-- Start INPUT RECORDS --

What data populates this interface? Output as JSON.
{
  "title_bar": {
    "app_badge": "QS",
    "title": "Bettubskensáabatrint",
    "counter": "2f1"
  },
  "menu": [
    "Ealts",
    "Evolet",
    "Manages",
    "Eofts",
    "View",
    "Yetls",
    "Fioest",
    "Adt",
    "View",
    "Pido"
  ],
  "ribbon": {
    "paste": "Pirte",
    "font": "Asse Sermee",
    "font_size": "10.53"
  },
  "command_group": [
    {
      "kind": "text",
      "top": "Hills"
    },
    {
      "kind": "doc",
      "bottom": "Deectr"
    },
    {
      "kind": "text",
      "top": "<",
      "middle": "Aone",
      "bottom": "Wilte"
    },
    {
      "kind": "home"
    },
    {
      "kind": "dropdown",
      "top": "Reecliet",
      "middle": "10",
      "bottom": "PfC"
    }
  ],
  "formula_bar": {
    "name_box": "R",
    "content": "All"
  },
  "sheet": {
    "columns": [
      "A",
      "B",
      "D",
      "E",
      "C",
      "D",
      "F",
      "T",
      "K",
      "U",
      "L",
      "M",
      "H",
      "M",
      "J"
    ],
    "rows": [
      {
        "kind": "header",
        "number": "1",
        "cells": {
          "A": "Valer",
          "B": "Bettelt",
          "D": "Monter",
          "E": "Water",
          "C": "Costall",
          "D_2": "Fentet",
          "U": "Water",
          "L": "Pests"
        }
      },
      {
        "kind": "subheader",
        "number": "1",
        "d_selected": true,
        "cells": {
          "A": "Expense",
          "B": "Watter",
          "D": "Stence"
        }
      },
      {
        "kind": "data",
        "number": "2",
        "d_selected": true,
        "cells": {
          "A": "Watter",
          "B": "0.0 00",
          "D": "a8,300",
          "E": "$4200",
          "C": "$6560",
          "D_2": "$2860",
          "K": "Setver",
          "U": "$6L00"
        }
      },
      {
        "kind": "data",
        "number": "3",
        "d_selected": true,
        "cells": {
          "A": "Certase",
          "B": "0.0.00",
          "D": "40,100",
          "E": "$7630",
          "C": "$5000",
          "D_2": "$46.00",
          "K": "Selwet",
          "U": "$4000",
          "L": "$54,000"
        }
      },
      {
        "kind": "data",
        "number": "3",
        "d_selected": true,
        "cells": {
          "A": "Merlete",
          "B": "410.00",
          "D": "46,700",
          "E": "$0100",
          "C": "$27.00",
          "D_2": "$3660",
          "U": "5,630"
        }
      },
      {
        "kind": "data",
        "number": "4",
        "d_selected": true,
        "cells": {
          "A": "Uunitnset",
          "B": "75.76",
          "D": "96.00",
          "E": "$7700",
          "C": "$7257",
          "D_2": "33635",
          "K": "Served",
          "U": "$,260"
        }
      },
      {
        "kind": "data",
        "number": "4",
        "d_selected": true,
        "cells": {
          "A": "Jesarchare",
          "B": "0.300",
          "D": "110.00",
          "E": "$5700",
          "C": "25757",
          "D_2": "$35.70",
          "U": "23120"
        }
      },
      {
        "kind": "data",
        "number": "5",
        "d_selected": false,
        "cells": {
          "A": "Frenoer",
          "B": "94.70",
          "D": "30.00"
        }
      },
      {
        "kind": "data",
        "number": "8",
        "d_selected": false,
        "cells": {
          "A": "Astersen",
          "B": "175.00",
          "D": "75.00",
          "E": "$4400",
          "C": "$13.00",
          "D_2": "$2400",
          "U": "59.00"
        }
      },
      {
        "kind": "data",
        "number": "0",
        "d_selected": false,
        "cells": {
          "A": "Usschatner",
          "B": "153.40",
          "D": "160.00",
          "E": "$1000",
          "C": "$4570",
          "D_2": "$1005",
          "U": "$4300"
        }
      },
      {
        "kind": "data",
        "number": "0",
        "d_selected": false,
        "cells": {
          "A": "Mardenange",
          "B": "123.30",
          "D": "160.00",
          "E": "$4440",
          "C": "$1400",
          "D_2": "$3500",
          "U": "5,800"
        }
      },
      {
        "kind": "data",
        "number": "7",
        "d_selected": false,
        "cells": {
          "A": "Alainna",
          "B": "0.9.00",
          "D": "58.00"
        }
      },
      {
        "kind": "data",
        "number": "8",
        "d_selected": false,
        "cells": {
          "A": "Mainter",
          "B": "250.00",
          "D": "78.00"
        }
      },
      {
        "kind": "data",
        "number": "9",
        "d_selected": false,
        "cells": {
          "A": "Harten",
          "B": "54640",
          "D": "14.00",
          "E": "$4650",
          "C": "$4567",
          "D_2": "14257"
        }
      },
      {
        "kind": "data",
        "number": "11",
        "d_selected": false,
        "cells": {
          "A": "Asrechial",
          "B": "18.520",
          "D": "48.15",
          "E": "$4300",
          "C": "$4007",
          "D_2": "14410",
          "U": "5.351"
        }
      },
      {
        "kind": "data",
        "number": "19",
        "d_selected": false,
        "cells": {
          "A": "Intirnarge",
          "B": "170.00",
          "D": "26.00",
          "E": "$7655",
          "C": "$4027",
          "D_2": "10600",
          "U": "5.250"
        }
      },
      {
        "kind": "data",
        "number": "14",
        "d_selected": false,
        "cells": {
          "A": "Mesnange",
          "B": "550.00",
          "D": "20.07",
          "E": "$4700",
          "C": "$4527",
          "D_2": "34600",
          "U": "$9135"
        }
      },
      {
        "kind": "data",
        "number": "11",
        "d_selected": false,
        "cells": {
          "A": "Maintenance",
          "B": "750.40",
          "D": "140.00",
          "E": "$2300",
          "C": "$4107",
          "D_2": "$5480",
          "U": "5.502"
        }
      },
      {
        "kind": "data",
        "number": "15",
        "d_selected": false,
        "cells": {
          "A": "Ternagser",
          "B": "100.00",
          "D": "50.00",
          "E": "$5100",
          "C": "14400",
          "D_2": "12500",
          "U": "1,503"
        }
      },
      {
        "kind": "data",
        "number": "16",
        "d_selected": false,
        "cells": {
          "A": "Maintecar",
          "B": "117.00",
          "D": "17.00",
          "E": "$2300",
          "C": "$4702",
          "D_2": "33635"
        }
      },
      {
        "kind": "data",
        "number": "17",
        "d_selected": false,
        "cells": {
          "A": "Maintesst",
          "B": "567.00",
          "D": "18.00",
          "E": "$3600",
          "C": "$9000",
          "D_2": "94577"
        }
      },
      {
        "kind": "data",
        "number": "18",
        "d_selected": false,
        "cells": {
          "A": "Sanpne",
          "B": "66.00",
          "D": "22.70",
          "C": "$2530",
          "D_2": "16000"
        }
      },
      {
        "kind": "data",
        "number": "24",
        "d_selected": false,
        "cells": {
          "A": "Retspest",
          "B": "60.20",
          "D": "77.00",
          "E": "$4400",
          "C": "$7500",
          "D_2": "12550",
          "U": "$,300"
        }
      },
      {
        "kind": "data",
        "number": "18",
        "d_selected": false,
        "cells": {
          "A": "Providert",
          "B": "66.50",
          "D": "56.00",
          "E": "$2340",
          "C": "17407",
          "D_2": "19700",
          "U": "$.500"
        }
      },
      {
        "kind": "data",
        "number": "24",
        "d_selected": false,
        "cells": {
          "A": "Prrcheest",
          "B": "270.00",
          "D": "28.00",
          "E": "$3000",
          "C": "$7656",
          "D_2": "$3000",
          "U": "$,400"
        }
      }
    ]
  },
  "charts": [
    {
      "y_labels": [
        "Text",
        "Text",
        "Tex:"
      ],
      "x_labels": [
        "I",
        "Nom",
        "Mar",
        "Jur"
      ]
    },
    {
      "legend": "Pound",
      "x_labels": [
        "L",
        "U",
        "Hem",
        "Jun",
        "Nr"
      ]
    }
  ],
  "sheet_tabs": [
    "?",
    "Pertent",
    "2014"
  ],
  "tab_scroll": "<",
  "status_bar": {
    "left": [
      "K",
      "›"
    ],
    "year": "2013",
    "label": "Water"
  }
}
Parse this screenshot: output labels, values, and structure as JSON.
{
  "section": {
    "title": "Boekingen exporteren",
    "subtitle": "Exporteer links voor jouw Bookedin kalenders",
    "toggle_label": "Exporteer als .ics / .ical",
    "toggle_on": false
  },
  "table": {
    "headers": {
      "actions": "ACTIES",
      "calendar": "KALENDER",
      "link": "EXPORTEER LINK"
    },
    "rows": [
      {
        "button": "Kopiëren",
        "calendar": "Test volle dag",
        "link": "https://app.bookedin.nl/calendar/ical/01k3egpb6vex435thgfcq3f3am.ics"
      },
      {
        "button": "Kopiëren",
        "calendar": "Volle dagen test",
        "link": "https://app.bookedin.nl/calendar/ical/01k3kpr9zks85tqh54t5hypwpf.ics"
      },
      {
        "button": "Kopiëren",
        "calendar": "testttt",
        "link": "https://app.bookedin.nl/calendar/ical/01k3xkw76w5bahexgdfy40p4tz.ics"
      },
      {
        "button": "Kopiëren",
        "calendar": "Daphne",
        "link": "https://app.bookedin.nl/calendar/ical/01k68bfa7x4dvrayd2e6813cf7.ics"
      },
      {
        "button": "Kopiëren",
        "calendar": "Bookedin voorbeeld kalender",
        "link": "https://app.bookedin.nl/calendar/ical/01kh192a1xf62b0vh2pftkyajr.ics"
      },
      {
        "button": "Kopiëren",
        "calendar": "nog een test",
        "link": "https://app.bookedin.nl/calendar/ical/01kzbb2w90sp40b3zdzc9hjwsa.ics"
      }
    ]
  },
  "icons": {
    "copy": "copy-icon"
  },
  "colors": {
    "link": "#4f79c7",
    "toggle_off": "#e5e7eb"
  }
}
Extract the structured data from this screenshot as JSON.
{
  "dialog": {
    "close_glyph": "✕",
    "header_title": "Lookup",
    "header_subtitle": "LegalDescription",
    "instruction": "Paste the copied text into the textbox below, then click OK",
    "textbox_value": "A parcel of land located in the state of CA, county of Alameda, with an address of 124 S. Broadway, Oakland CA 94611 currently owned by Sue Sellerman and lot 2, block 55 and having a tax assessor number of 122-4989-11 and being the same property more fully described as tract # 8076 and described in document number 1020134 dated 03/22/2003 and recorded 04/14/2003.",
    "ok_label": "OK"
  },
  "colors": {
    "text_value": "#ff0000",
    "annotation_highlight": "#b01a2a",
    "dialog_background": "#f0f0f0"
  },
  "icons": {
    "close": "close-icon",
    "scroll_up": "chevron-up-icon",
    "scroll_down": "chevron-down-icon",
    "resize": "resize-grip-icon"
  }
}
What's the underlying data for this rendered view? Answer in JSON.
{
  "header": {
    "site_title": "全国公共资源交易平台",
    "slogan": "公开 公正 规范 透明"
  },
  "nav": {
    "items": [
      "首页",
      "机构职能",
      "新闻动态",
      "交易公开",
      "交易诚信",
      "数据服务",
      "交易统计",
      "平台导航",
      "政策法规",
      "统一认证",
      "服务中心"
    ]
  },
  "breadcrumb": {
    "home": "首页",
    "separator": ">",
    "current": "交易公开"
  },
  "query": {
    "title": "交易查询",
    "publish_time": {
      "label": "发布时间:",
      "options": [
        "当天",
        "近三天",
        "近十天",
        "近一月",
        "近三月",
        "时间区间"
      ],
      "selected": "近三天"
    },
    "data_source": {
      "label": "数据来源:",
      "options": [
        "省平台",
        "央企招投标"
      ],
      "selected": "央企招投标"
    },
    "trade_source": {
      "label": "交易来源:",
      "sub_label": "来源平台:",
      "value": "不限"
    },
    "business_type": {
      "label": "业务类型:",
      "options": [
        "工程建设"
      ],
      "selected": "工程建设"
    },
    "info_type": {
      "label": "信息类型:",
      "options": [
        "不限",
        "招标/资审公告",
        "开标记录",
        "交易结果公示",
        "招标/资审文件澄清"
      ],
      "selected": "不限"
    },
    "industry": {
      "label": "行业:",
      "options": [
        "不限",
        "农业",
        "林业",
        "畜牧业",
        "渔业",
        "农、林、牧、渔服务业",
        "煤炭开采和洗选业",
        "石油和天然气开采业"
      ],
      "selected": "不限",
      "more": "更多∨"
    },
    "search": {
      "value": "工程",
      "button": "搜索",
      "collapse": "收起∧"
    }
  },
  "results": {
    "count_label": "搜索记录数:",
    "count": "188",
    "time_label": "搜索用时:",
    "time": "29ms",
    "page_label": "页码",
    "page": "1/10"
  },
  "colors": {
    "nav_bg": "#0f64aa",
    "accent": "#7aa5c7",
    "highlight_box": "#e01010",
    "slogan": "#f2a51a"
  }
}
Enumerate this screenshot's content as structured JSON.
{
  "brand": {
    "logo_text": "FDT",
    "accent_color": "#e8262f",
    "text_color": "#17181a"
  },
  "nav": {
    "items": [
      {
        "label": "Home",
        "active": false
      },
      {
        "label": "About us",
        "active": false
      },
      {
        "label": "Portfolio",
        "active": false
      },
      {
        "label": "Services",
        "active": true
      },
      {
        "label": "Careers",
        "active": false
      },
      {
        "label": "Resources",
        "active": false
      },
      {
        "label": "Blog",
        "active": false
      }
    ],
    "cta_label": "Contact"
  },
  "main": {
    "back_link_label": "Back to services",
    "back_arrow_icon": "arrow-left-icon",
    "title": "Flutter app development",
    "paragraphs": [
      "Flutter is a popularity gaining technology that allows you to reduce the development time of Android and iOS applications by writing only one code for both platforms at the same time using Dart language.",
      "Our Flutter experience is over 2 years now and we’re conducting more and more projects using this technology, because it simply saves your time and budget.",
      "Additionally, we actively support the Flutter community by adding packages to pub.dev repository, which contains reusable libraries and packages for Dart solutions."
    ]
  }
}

-- End INPUT RECORDS --

— TASK DESCRIPTION —
Copy out every line that includes the word "left".

— TASK ANSWER —
    "left": [
    "back_arrow_icon": "arrow-left-icon",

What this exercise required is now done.